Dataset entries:
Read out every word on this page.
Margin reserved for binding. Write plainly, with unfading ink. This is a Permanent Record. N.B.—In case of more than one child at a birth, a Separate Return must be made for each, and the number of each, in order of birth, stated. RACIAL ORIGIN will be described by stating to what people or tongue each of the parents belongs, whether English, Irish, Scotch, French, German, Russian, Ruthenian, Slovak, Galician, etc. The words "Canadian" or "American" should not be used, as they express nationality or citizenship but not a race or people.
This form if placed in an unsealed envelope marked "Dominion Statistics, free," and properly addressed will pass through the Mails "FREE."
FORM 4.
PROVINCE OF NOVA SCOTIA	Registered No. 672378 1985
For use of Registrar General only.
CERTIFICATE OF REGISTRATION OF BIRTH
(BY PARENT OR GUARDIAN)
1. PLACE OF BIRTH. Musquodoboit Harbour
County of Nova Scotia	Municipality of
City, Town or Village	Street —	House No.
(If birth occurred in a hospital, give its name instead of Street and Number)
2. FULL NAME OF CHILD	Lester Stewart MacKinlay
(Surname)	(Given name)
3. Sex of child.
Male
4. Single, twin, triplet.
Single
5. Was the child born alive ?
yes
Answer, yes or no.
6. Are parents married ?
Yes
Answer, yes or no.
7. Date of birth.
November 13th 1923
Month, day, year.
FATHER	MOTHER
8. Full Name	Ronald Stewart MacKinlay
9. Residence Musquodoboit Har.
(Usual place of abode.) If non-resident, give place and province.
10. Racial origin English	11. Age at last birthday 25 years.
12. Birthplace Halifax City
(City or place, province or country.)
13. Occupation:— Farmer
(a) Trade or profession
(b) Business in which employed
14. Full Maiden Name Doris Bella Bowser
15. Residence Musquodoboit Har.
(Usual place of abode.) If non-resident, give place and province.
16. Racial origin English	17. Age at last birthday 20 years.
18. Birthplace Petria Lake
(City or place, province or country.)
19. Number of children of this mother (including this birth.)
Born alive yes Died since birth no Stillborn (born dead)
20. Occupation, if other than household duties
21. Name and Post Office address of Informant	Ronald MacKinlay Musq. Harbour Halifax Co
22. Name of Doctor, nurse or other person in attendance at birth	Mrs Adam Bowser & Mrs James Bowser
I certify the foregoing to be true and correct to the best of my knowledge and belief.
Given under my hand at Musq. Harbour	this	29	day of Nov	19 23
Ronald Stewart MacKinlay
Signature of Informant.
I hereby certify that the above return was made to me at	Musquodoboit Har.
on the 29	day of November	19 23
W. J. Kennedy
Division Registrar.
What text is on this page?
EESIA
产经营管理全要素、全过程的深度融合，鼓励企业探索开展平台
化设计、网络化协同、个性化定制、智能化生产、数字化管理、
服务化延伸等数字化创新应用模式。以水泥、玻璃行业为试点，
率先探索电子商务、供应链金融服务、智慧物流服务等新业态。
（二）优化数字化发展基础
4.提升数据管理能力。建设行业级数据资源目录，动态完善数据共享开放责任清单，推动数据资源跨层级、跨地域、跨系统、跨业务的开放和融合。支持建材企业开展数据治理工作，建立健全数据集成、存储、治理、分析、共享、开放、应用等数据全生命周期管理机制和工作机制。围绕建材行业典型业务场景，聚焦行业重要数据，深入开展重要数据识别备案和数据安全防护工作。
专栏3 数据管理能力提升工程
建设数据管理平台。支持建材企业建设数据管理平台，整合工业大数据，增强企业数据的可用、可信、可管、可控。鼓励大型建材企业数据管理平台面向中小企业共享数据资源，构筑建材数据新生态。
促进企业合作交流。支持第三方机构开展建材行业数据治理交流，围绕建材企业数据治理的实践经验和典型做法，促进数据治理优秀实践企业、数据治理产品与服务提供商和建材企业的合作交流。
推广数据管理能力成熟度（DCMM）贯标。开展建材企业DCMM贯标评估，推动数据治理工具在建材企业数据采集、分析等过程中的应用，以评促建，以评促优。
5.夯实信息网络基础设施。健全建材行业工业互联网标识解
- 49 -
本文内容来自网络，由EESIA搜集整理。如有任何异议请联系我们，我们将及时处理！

DIRECTIVE:
From the listing above, pick out each line where the word "years" appears.

SOLUTION:
10. Racial origin English	11. Age at last birthday 25 years.
16. Racial origin English	17. Age at last birthday 20 years.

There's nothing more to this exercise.